- _TASK TO COMPLETE_
Without altering anything, output the material below.

□ □ □ □ □ □ □

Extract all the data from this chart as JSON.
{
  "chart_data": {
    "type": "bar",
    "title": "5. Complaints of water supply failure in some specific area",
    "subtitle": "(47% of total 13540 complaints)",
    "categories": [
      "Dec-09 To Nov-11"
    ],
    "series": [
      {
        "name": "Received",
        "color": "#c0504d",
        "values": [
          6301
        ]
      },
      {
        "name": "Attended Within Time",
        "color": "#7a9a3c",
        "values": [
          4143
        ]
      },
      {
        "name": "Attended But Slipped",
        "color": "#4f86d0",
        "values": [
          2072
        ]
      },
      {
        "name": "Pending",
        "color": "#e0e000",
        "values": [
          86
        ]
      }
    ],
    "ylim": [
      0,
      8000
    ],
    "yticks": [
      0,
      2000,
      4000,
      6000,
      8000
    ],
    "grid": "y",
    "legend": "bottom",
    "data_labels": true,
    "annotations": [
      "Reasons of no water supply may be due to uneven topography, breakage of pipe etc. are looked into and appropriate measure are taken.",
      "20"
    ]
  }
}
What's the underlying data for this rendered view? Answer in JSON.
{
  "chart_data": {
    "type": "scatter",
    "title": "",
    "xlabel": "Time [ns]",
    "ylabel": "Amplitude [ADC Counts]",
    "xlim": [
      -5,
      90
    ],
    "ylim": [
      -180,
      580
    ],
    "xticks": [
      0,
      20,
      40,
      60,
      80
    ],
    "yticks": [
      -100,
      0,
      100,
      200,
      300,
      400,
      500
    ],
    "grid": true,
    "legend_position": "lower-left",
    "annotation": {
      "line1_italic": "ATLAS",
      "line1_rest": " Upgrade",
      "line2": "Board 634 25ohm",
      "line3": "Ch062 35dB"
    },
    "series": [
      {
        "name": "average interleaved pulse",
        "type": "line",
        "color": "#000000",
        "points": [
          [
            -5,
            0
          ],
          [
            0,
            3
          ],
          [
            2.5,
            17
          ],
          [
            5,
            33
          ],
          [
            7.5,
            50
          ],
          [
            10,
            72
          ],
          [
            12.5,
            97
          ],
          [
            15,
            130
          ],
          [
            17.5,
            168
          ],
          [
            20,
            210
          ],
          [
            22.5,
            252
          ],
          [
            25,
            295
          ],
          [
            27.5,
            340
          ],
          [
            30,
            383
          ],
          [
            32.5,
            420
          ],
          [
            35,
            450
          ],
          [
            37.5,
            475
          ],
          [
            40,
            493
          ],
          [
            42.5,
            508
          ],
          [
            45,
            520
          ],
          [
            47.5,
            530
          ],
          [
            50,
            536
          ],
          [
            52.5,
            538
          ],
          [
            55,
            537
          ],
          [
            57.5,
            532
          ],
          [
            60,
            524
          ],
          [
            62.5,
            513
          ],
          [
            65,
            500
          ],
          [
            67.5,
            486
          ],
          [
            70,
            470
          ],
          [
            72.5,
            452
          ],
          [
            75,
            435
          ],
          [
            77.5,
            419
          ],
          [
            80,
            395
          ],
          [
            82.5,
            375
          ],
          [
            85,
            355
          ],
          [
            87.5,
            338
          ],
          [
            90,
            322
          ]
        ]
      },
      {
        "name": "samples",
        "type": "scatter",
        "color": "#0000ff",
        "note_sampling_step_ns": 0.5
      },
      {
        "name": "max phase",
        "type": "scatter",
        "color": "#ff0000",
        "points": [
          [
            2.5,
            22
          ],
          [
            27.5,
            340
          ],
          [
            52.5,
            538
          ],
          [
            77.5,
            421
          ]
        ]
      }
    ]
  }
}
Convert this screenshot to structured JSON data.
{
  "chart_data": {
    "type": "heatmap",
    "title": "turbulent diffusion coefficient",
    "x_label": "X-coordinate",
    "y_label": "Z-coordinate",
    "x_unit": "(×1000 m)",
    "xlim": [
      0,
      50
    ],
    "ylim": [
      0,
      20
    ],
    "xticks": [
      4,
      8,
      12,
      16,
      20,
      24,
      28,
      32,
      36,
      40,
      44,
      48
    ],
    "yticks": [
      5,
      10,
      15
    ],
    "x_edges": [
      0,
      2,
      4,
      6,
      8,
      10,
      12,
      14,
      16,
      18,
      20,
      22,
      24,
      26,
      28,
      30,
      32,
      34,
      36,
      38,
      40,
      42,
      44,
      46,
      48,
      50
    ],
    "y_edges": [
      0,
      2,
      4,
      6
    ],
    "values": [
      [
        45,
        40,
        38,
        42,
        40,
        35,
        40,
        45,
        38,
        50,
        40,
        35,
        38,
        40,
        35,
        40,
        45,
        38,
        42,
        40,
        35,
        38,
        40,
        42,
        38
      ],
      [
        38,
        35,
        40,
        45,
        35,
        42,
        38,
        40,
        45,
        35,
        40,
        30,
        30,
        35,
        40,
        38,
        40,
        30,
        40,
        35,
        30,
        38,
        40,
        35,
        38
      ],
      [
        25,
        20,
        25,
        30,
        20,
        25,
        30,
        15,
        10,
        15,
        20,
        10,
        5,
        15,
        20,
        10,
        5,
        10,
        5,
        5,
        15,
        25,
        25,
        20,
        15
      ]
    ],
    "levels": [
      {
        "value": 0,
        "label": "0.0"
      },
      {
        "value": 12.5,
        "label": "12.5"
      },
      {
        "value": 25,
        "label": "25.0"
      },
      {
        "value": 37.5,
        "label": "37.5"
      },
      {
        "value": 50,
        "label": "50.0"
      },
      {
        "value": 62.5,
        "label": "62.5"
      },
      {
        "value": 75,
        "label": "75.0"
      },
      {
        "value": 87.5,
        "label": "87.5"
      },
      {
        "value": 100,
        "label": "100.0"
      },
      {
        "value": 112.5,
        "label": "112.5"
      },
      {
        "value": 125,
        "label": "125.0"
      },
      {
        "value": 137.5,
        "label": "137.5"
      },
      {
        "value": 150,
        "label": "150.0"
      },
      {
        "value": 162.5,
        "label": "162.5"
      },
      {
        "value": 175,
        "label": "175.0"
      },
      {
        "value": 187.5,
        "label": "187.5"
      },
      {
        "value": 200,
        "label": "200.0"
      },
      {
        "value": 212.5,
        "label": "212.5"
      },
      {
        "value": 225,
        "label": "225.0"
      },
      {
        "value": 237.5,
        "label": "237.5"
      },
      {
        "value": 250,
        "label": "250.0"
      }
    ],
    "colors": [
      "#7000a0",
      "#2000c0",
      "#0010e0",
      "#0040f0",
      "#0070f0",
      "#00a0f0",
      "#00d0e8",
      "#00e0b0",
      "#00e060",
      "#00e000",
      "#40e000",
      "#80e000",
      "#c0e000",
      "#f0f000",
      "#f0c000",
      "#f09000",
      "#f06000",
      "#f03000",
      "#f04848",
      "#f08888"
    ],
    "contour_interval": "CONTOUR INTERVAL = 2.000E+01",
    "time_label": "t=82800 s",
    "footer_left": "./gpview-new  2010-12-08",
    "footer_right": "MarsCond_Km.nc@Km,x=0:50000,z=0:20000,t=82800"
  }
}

□ □ □ □ □ □ □

- _RESULT OF THIS TASK_
Extract all the data from this chart as JSON.
{
  "chart_data": {
    "type": "bar",
    "title": "5. Complaints of water supply failure in some specific area",
    "subtitle": "(47% of total 13540 complaints)",
    "categories": [
      "Dec-09 To Nov-11"
    ],
    "series": [
      {
        "name": "Received",
        "color": "#c0504d",
        "values": [
          6301
        ]
      },
      {
        "name": "Attended Within Time",
        "color": "#7a9a3c",
        "values": [
          4143
        ]
      },
      {
        "name": "Attended But Slipped",
        "color": "#4f86d0",
        "values": [
          2072
        ]
      },
      {
        "name": "Pending",
        "color": "#e0e000",
        "values": [
          86
        ]
      }
    ],
    "ylim": [
      0,
      8000
    ],
    "yticks": [
      0,
      2000,
      4000,
      6000,
      8000
    ],
    "grid": "y",
    "legend": "bottom",
    "data_labels": true,
    "annotations": [
      "Reasons of no water supply may be due to uneven topography, breakage of pipe etc. are looked into and appropriate measure are taken.",
      "20"
    ]
  }
}
What's the underlying data for this rendered view? Answer in JSON.
{
  "chart_data": {
    "type": "scatter",
    "title": "",
    "xlabel": "Time [ns]",
    "ylabel": "Amplitude [ADC Counts]",
    "xlim": [
      -5,
      90
    ],
    "ylim": [
      -180,
      580
    ],
    "xticks": [
      0,
      20,
      40,
      60,
      80
    ],
    "yticks": [
      -100,
      0,
      100,
      200,
      300,
      400,
      500
    ],
    "grid": true,
    "legend_position": "lower-left",
    "annotation": {
      "line1_italic": "ATLAS",
      "line1_rest": " Upgrade",
      "line2": "Board 634 25ohm",
      "line3": "Ch062 35dB"
    },
    "series": [
      {
        "name": "average interleaved pulse",
        "type": "line",
        "color": "#000000",
        "points": [
          [
            -5,
            0
          ],
          [
            0,
            3
          ],
          [
            2.5,
            17
          ],
          [
            5,
            33
          ],
          [
            7.5,
            50
          ],
          [
            10,
            72
          ],
          [
            12.5,
            97
          ],
          [
            15,
            130
          ],
          [
            17.5,
            168
          ],
          [
            20,
            210
          ],
          [
            22.5,
            252
          ],
          [
            25,
            295
          ],
          [
            27.5,
            340
          ],
          [
            30,
            383
          ],
          [
            32.5,
            420
          ],
          [
            35,
            450
          ],
          [
            37.5,
            475
          ],
          [
            40,
            493
          ],
          [
            42.5,
            508
          ],
          [
            45,
            520
          ],
          [
            47.5,
            530
          ],
          [
            50,
            536
          ],
          [
            52.5,
            538
          ],
          [
            55,
            537
          ],
          [
            57.5,
            532
          ],
          [
            60,
            524
          ],
          [
            62.5,
            513
          ],
          [
            65,
            500
          ],
          [
            67.5,
            486
          ],
          [
            70,
            470
          ],
          [
            72.5,
            452
          ],
          [
            75,
            435
          ],
          [
            77.5,
            419
          ],
          [
            80,
            395
          ],
          [
            82.5,
            375
          ],
          [
            85,
            355
          ],
          [
            87.5,
            338
          ],
          [
            90,
            322
          ]
        ]
      },
      {
        "name": "samples",
        "type": "scatter",
        "color": "#0000ff",
        "note_sampling_step_ns": 0.5
      },
      {
        "name": "max phase",
        "type": "scatter",
        "color": "#ff0000",
        "points": [
          [
            2.5,
            22
          ],
          [
            27.5,
            340
          ],
          [
            52.5,
            538
          ],
          [
            77.5,
            421
          ]
        ]
      }
    ]
  }
}
Convert this screenshot to structured JSON data.
{
  "chart_data": {
    "type": "heatmap",
    "title": "turbulent diffusion coefficient",
    "x_label": "X-coordinate",
    "y_label": "Z-coordinate",
    "x_unit": "(×1000 m)",
    "xlim": [
      0,
      50
    ],
    "ylim": [
      0,
      20
    ],
    "xticks": [
      4,
      8,
      12,
      16,
      20,
      24,
      28,
      32,
      36,
      40,
      44,
      48
    ],
    "yticks": [
      5,
      10,
      15
    ],
    "x_edges": [
      0,
      2,
      4,
      6,
      8,
      10,
      12,
      14,
      16,
      18,
      20,
      22,
      24,
      26,
      28,
      30,
      32,
      34,
      36,
      38,
      40,
      42,
      44,
      46,
      48,
      50
    ],
    "y_edges": [
      0,
      2,
      4,
      6
    ],
    "values": [
      [
        45,
        40,
        38,
        42,
        40,
        35,
        40,
        45,
        38,
        50,
        40,
        35,
        38,
        40,
        35,
        40,
        45,
        38,
        42,
        40,
        35,
        38,
        40,
        42,
        38
      ],
      [
        38,
        35,
        40,
        45,
        35,
        42,
        38,
        40,
        45,
        35,
        40,
        30,
        30,
        35,
        40,
        38,
        40,
        30,
        40,
        35,
        30,
        38,
        40,
        35,
        38
      ],
      [
        25,
        20,
        25,
        30,
        20,
        25,
        30,
        15,
        10,
        15,
        20,
        10,
        5,
        15,
        20,
        10,
        5,
        10,
        5,
        5,
        15,
        25,
        25,
        20,
        15
      ]
    ],
    "levels": [
      {
        "value": 0,
        "label": "0.0"
      },
      {
        "value": 12.5,
        "label": "12.5"
      },
      {
        "value": 25,
        "label": "25.0"
      },
      {
        "value": 37.5,
        "label": "37.5"
      },
      {
        "value": 50,
        "label": "50.0"
      },
      {
        "value": 62.5,
        "label": "62.5"
      },
      {
        "value": 75,
        "label": "75.0"
      },
      {
        "value": 87.5,
        "label": "87.5"
      },
      {
        "value": 100,
        "label": "100.0"
      },
      {
        "value": 112.5,
        "label": "112.5"
      },
      {
        "value": 125,
        "label": "125.0"
      },
      {
        "value": 137.5,
        "label": "137.5"
      },
      {
        "value": 150,
        "label": "150.0"
      },
      {
        "value": 162.5,
        "label": "162.5"
      },
      {
        "value": 175,
        "label": "175.0"
      },
      {
        "value": 187.5,
        "label": "187.5"
      },
      {
        "value": 200,
        "label": "200.0"
      },
      {
        "value": 212.5,
        "label": "212.5"
      },
      {
        "value": 225,
        "label": "225.0"
      },
      {
        "value": 237.5,
        "label": "237.5"
      },
      {
        "value": 250,
        "label": "250.0"
      }
    ],
    "colors": [
      "#7000a0",
      "#2000c0",
      "#0010e0",
      "#0040f0",
      "#0070f0",
      "#00a0f0",
      "#00d0e8",
      "#00e0b0",
      "#00e060",
      "#00e000",
      "#40e000",
      "#80e000",
      "#c0e000",
      "#f0f000",
      "#f0c000",
      "#f09000",
      "#f06000",
      "#f03000",
      "#f04848",
      "#f08888"
    ],
    "contour_interval": "CONTOUR INTERVAL = 2.000E+01",
    "time_label": "t=82800 s",
    "footer_left": "./gpview-new  2010-12-08",
    "footer_right": "MarsCond_Km.nc@Km,x=0:50000,z=0:20000,t=82800"
  }
}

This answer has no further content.